#### SOURCE DATA:
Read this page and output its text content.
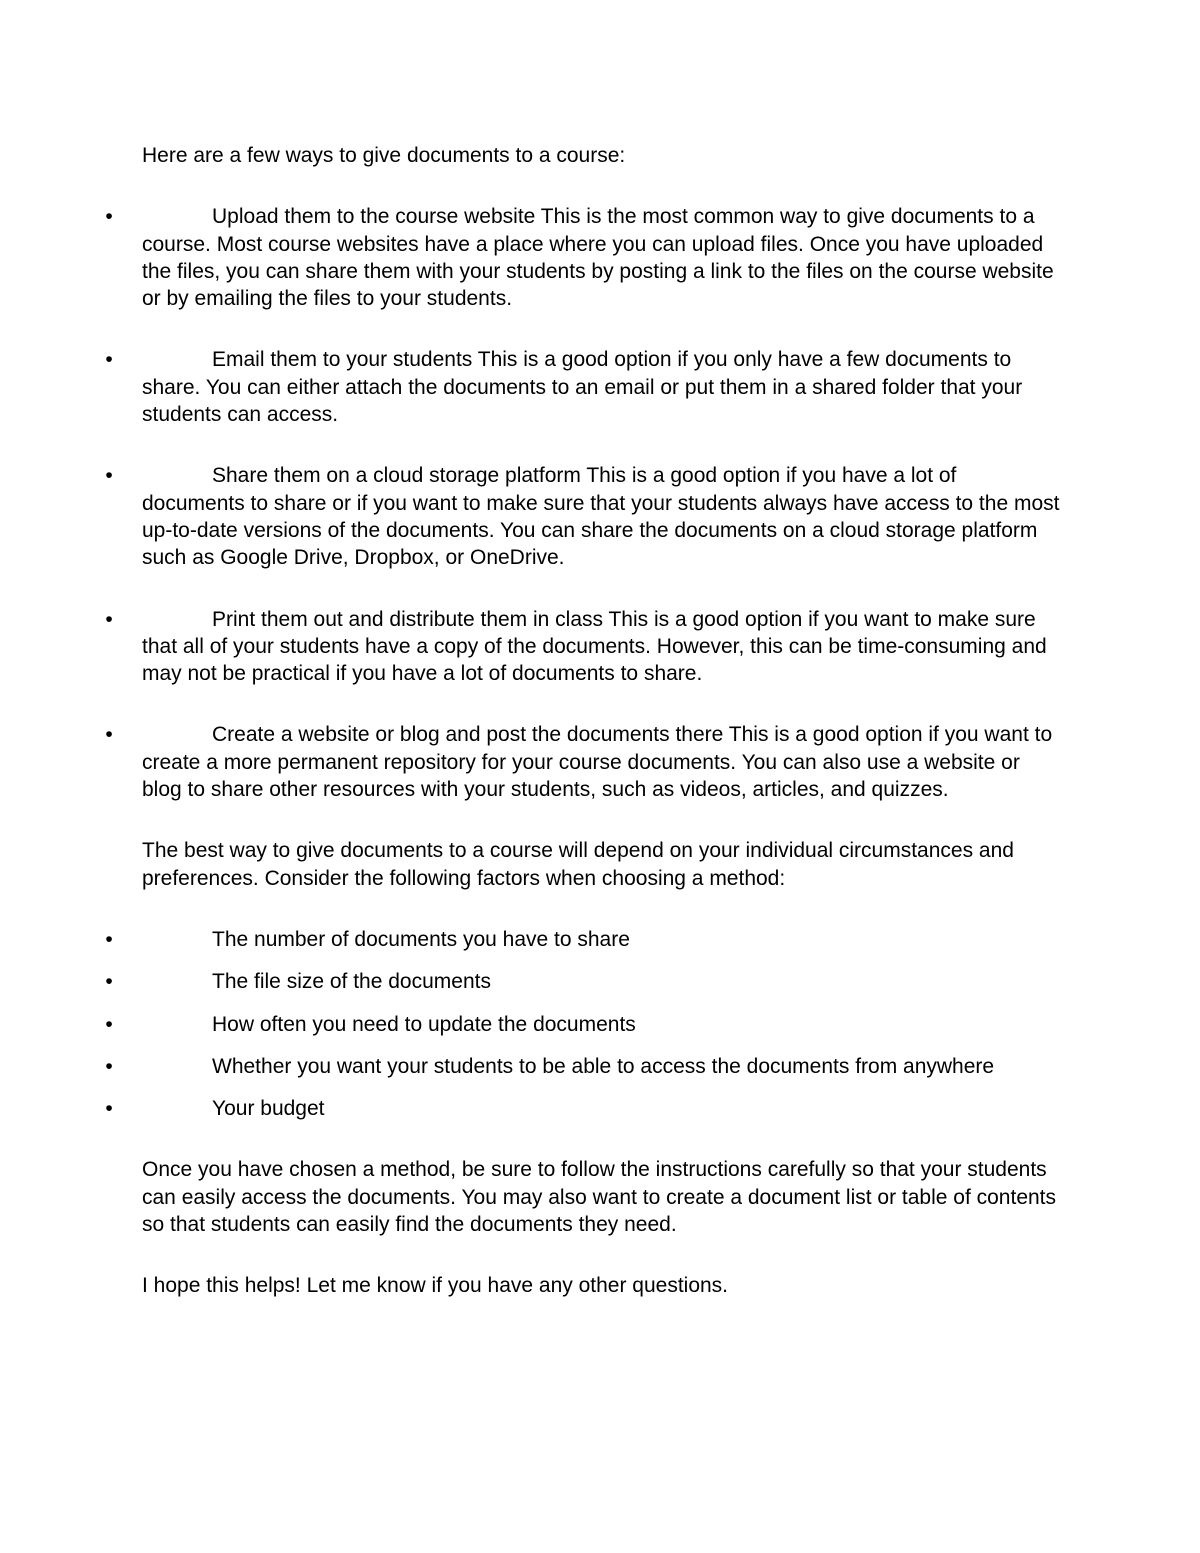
Here are a few ways to give documents to a course:

•	Upload them to the course website This is the most common way to give documents to a course. Most course websites have a place where you can upload files. Once you have uploaded the files, you can share them with your students by posting a link to the files on the course website or by emailing the files to your students.
•	Email them to your students This is a good option if you only have a few documents to share. You can either attach the documents to an email or put them in a shared folder that your students can access.
•	Share them on a cloud storage platform This is a good option if you have a lot of documents to share or if you want to make sure that your students always have access to the most up-to-date versions of the documents. You can share the documents on a cloud storage platform such as Google Drive, Dropbox, or OneDrive.
•	Print them out and distribute them in class This is a good option if you want to make sure that all of your students have a copy of the documents. However, this can be time-consuming and may not be practical if you have a lot of documents to share.
•	Create a website or blog and post the documents there This is a good option if you want to create a more permanent repository for your course documents. You can also use a website or blog to share other resources with your students, such as videos, articles, and quizzes.

The best way to give documents to a course will depend on your individual circumstances and preferences. Consider the following factors when choosing a method:

•	The number of documents you have to share
•	The file size of the documents
•	How often you need to update the documents
•	Whether you want your students to be able to access the documents from anywhere
•	Your budget

Once you have chosen a method, be sure to follow the instructions carefully so that your students can easily access the documents. You may also want to create a document list or table of contents so that students can easily find the documents they need.

I hope this helps! Let me know if you have any other questions.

#### WORK TO COMPLETE:
Show every line in the entries where the string "make" occurs.

#### RESULT OF THIS TASK:
•	Share them on a cloud storage platform This is a good option if you have a lot of documents to share or if you want to make sure that your students always have access to the most up-to-date versions of the documents. You can share the documents on a cloud storage platform such as Google Drive, Dropbox, or OneDrive.
•	Print them out and distribute them in class This is a good option if you want to make sure that all of your students have a copy of the documents. However, this can be time-consuming and may not be practical if you have a lot of documents to share.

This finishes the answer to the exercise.